Report the number of lines in the entries below that include the word "JSON", and nothing else.

LISTING:
►

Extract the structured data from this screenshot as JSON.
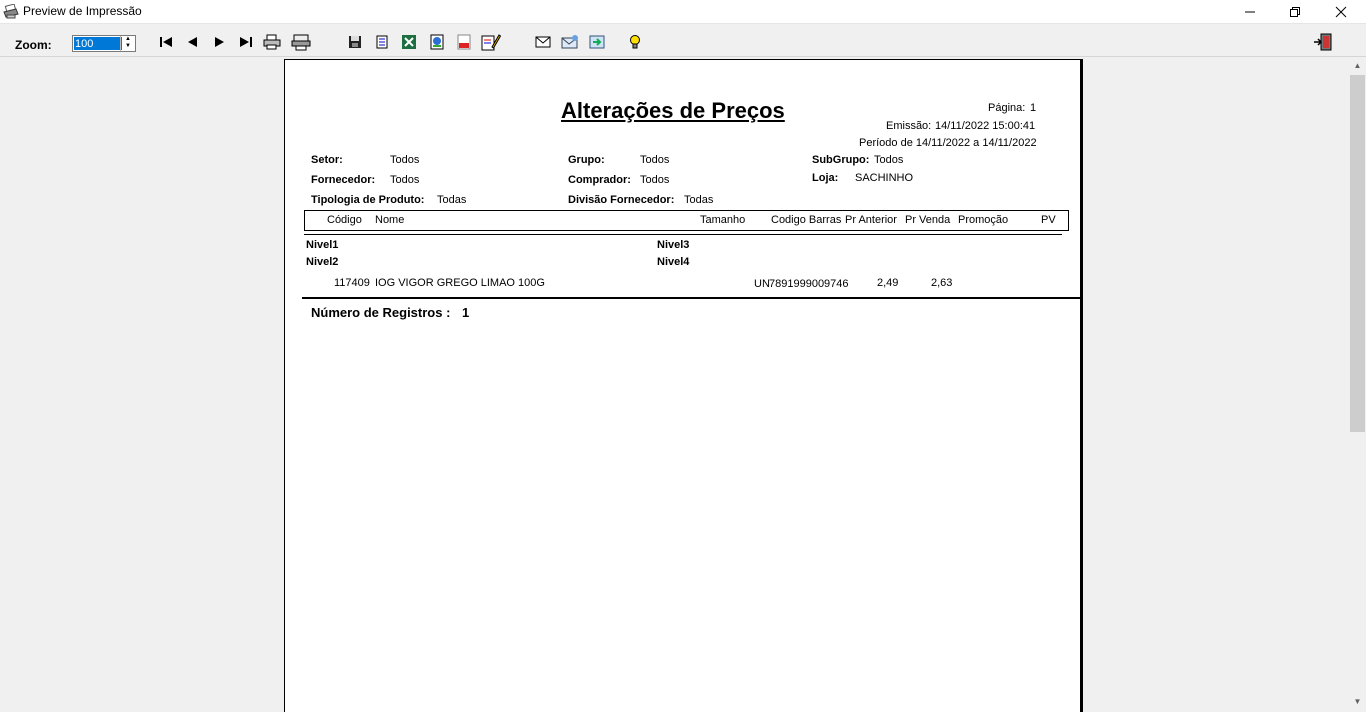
{
  "window": {
    "title": "Preview de Impressão",
    "icons": [
      "printer-icon",
      "minimize-icon",
      "restore-icon",
      "close-icon"
    ]
  },
  "toolbar": {
    "zoom_label": "Zoom:",
    "zoom_value": "100",
    "buttons": [
      "first-page",
      "previous-page",
      "next-page",
      "last-page",
      "print",
      "page-setup",
      "save",
      "export-text",
      "export-excel",
      "export-html",
      "export-pdf",
      "design",
      "send-email",
      "send-outlook",
      "export-file",
      "tips",
      "exit"
    ]
  },
  "report": {
    "title": "Alterações de Preços",
    "page_label": "Página:",
    "page_value": "1",
    "emission_label": "Emissão:",
    "emission_value": "14/11/2022 15:00:41",
    "period": "Período de 14/11/2022 a 14/11/2022",
    "filters": {
      "setor_label": "Setor:",
      "setor_value": "Todos",
      "grupo_label": "Grupo:",
      "grupo_value": "Todos",
      "subgrupo_label": "SubGrupo:",
      "subgrupo_value": "Todos",
      "fornecedor_label": "Fornecedor:",
      "fornecedor_value": "Todos",
      "comprador_label": "Comprador:",
      "comprador_value": "Todos",
      "loja_label": "Loja:",
      "loja_value": "SACHINHO",
      "tipologia_label": "Tipologia de Produto:",
      "tipologia_value": "Todas",
      "divisao_label": "Divisão Fornecedor:",
      "divisao_value": "Todas"
    },
    "columns": [
      "Código",
      "Nome",
      "Tamanho",
      "Codigo Barras",
      "Pr Anterior",
      "Pr Venda",
      "Promoção",
      "PV"
    ],
    "levels": [
      "Nivel1",
      "Nivel2",
      "Nivel3",
      "Nivel4"
    ],
    "rows": [
      {
        "codigo": "117409",
        "nome": "IOG VIGOR GREGO LIMAO 100G",
        "tamanho": "UN",
        "codigo_barras": "7891999009746",
        "pr_anterior": "2,49",
        "pr_venda": "2,63",
        "promocao": "",
        "pv": ""
      }
    ],
    "records_label": "Número de Registros :",
    "records_value": "1"
  }
}
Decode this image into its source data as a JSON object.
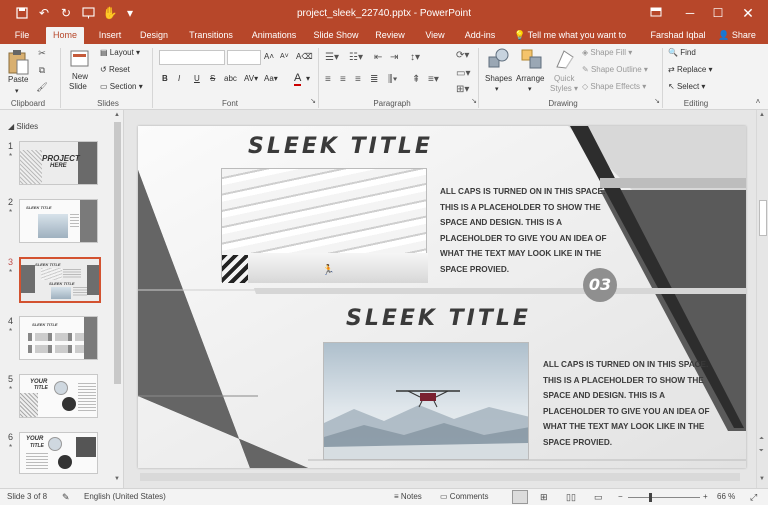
{
  "app": {
    "doc_title": "project_sleek_22740.pptx - PowerPoint",
    "user": "Farshad Iqbal",
    "share": "Share",
    "tell_me": "Tell me what you want to do..."
  },
  "tabs": [
    "File",
    "Home",
    "Insert",
    "Design",
    "Transitions",
    "Animations",
    "Slide Show",
    "Review",
    "View",
    "Add-ins"
  ],
  "ribbon": {
    "clipboard": {
      "label": "Clipboard",
      "paste": "Paste"
    },
    "slides": {
      "label": "Slides",
      "new_slide_1": "New",
      "new_slide_2": "Slide",
      "layout": "Layout",
      "reset": "Reset",
      "section": "Section"
    },
    "font": {
      "label": "Font",
      "bold": "B",
      "italic": "I",
      "underline": "U",
      "strike": "S",
      "shadow": "abc",
      "spacing": "AV",
      "case": "Aa",
      "grow": "A",
      "shrink": "A",
      "clear": "A",
      "color": "A"
    },
    "paragraph": {
      "label": "Paragraph"
    },
    "drawing": {
      "label": "Drawing",
      "shapes": "Shapes",
      "arrange": "Arrange",
      "quick_styles_1": "Quick",
      "quick_styles_2": "Styles",
      "shape_fill": "Shape Fill",
      "shape_outline": "Shape Outline",
      "shape_effects": "Shape Effects"
    },
    "editing": {
      "label": "Editing",
      "find": "Find",
      "replace": "Replace",
      "select": "Select"
    }
  },
  "slides_pane": {
    "header": "Slides",
    "items": [
      {
        "num": "1",
        "star": "*"
      },
      {
        "num": "2",
        "star": "*"
      },
      {
        "num": "3",
        "star": "*"
      },
      {
        "num": "4",
        "star": "*"
      },
      {
        "num": "5",
        "star": "*"
      },
      {
        "num": "6",
        "star": "*"
      }
    ],
    "thumb1_text_1": "PROJECT",
    "thumb1_text_2": "HERE",
    "thumb2_title": "SLEEK TITLE",
    "thumb3_title": "SLEEK TITLE",
    "thumb4_title": "SLEEK TITLE",
    "thumb5_title": "YOUR",
    "thumb5_title_2": "TITLE",
    "thumb6_title": "YOUR",
    "thumb6_title_2": "TITLE"
  },
  "slide": {
    "title_top": "SLEEK TITLE",
    "title_bottom": "SLEEK TITLE",
    "body_top": "ALL CAPS IS TURNED ON IN THIS SPACE. THIS IS A PLACEHOLDER TO SHOW THE SPACE AND DESIGN. THIS IS A PLACEHOLDER TO GIVE YOU AN IDEA OF WHAT THE TEXT MAY LOOK LIKE IN THE SPACE PROVIED.",
    "body_bottom": "ALL CAPS IS TURNED ON IN THIS SPACE. THIS IS A PLACEHOLDER TO SHOW THE SPACE AND DESIGN. THIS IS A PLACEHOLDER TO GIVE YOU AN IDEA OF WHAT THE TEXT MAY LOOK LIKE IN THE SPACE PROVIED.",
    "badge": "03"
  },
  "status": {
    "slide_of": "Slide 3 of 8",
    "language": "English (United States)",
    "notes": "Notes",
    "comments": "Comments",
    "zoom": "66 %",
    "zoom_level": 0.66
  },
  "colors": {
    "accent": "#b7472a",
    "active_thumb": "#d35230",
    "badge": "#8f8f8f"
  }
}
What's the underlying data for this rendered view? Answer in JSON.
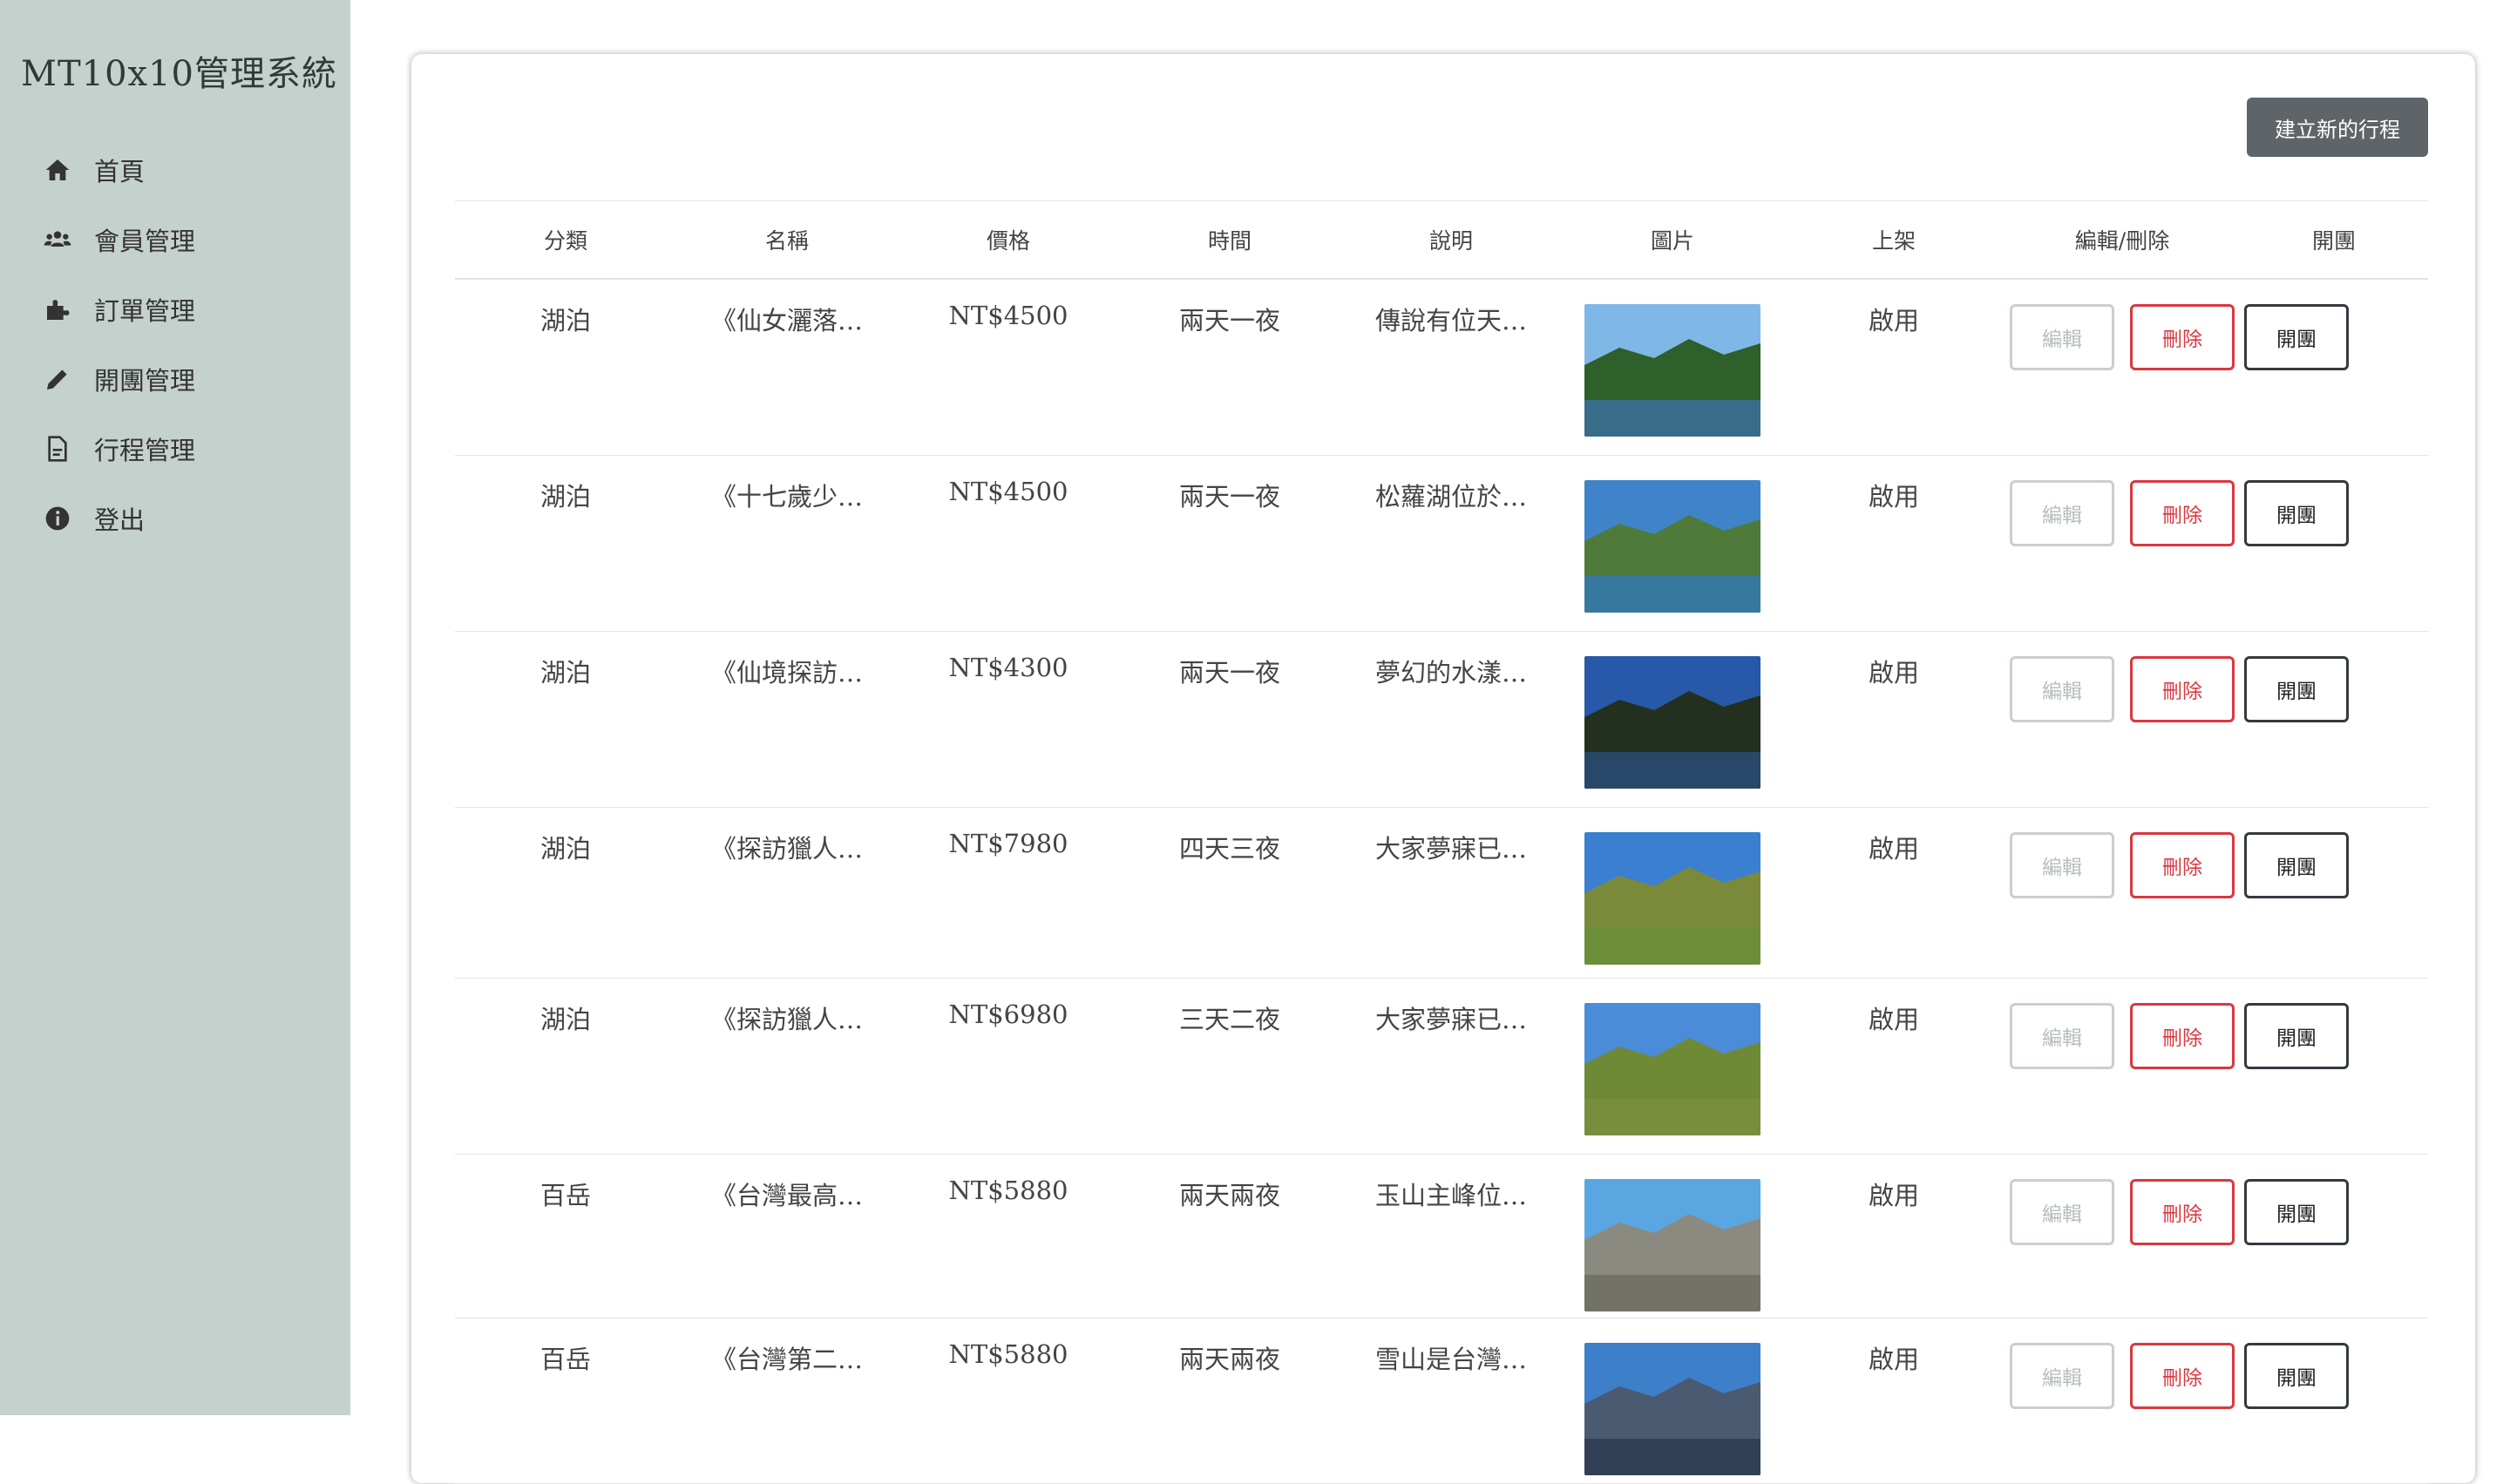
{
  "sidebar": {
    "title": "MT10x10管理系統",
    "items": [
      {
        "label": "首頁",
        "icon": "home-icon"
      },
      {
        "label": "會員管理",
        "icon": "users-icon"
      },
      {
        "label": "訂單管理",
        "icon": "puzzle-icon"
      },
      {
        "label": "開團管理",
        "icon": "pencil-icon"
      },
      {
        "label": "行程管理",
        "icon": "document-icon"
      },
      {
        "label": "登出",
        "icon": "info-icon"
      }
    ]
  },
  "toolbar": {
    "create_label": "建立新的行程"
  },
  "table": {
    "headers": [
      "分類",
      "名稱",
      "價格",
      "時間",
      "說明",
      "圖片",
      "上架",
      "編輯/刪除",
      "開團"
    ],
    "edit_label": "編輯",
    "delete_label": "刪除",
    "open_label": "開團",
    "rows": [
      {
        "category": "湖泊",
        "name": "《仙女灑落…",
        "price": "NT$4500",
        "duration": "兩天一夜",
        "desc": "傳說有位天…",
        "status": "啟用"
      },
      {
        "category": "湖泊",
        "name": "《十七歲少…",
        "price": "NT$4500",
        "duration": "兩天一夜",
        "desc": "松蘿湖位於…",
        "status": "啟用"
      },
      {
        "category": "湖泊",
        "name": "《仙境探訪…",
        "price": "NT$4300",
        "duration": "兩天一夜",
        "desc": "夢幻的水漾…",
        "status": "啟用"
      },
      {
        "category": "湖泊",
        "name": "《探訪獵人…",
        "price": "NT$7980",
        "duration": "四天三夜",
        "desc": "大家夢寐已…",
        "status": "啟用"
      },
      {
        "category": "湖泊",
        "name": "《探訪獵人…",
        "price": "NT$6980",
        "duration": "三天二夜",
        "desc": "大家夢寐已…",
        "status": "啟用"
      },
      {
        "category": "百岳",
        "name": "《台灣最高…",
        "price": "NT$5880",
        "duration": "兩天兩夜",
        "desc": "玉山主峰位…",
        "status": "啟用"
      },
      {
        "category": "百岳",
        "name": "《台灣第二…",
        "price": "NT$5880",
        "duration": "兩天兩夜",
        "desc": "雪山是台灣…",
        "status": "啟用"
      }
    ]
  },
  "colors": {
    "sidebar_bg": "#c5d1cc",
    "status_green": "#3cb371",
    "delete_red": "#d9383f",
    "create_btn": "#5e6468"
  }
}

◄

EXERCISE OUTPUT: 3